Work required:
Where a line contains the word "text", copy that line.

*** Task material

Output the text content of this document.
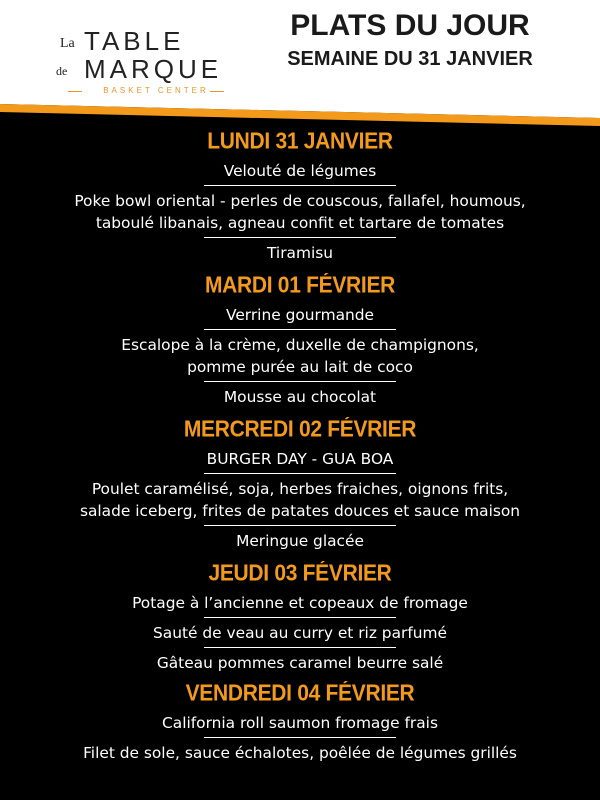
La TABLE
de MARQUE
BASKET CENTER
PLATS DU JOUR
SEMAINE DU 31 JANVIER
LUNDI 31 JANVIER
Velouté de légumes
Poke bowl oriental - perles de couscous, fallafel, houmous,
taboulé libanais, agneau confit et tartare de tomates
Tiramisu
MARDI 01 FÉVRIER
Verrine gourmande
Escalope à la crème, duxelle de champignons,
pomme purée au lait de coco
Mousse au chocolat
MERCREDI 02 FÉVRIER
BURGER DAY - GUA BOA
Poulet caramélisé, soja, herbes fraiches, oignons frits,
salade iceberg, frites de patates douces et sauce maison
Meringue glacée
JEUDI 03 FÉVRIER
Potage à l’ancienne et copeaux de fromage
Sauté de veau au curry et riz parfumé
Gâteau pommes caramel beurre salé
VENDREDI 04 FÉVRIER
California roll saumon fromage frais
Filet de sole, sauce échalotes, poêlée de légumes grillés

******
*** Task material

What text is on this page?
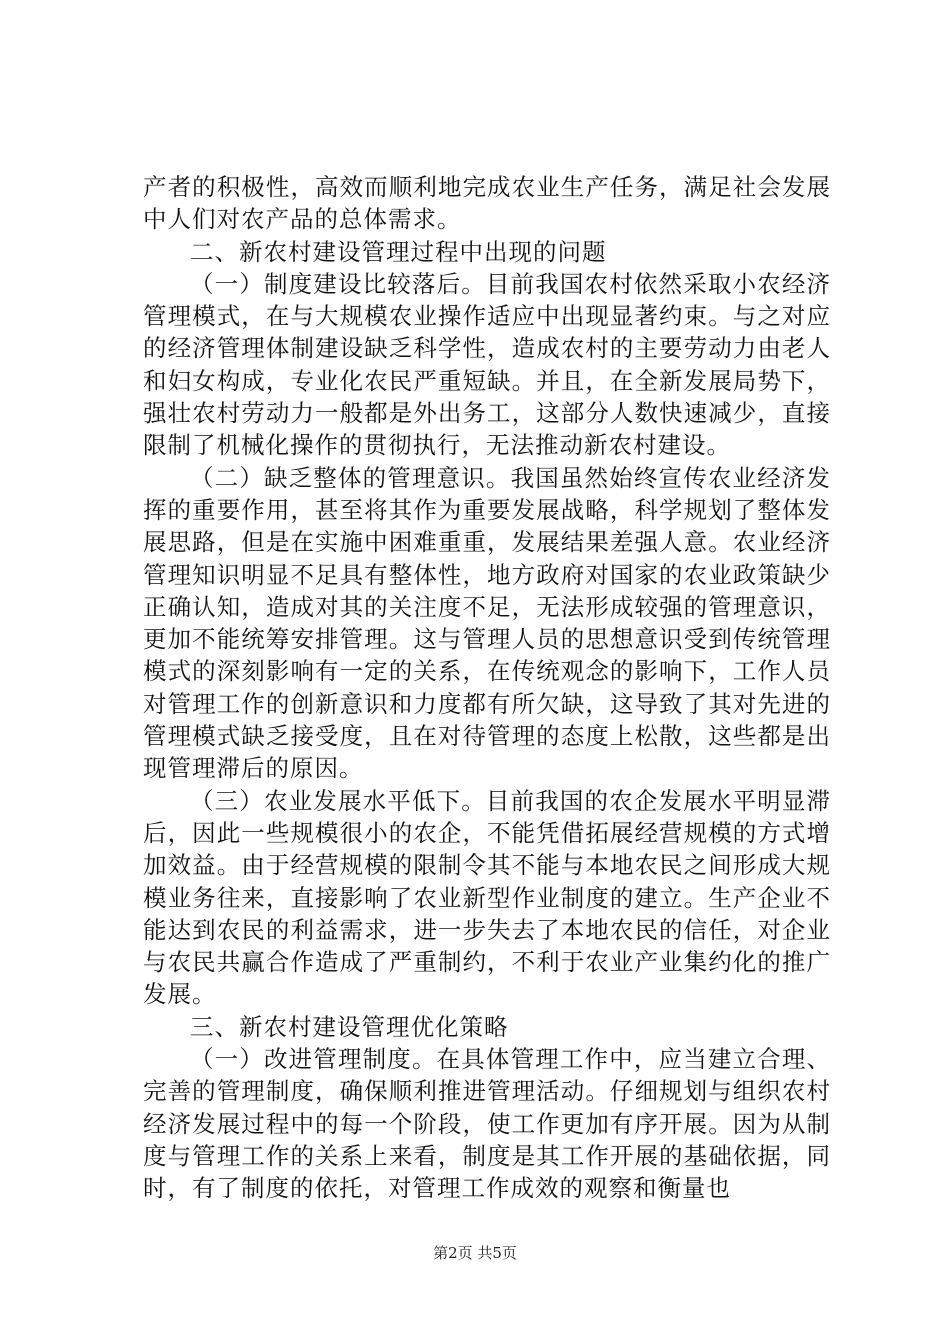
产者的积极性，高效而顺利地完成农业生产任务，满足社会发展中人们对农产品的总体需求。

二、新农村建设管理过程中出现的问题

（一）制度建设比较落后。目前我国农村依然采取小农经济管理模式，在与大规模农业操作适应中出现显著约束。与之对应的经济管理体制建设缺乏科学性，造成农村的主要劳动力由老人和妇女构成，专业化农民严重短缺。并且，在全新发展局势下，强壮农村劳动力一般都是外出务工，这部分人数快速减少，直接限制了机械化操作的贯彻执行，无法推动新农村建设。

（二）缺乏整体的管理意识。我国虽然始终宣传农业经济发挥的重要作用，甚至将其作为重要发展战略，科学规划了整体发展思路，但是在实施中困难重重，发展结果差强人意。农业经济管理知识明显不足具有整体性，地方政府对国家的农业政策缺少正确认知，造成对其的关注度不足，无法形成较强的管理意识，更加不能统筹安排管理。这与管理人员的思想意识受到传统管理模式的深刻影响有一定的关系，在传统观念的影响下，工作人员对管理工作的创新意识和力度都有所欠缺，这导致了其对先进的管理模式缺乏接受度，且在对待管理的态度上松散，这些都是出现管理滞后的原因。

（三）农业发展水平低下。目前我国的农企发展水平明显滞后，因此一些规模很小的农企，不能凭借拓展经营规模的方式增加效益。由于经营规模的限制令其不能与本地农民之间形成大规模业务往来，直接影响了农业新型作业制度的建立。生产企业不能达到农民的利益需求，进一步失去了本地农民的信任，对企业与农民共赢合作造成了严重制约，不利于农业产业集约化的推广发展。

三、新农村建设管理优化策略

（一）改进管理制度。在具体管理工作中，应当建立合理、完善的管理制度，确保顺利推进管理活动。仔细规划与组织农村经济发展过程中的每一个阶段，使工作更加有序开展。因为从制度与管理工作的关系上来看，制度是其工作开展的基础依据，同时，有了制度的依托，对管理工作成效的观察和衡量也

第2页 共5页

******

Solution for this task:
Output the text content of this document.
What text is on this page?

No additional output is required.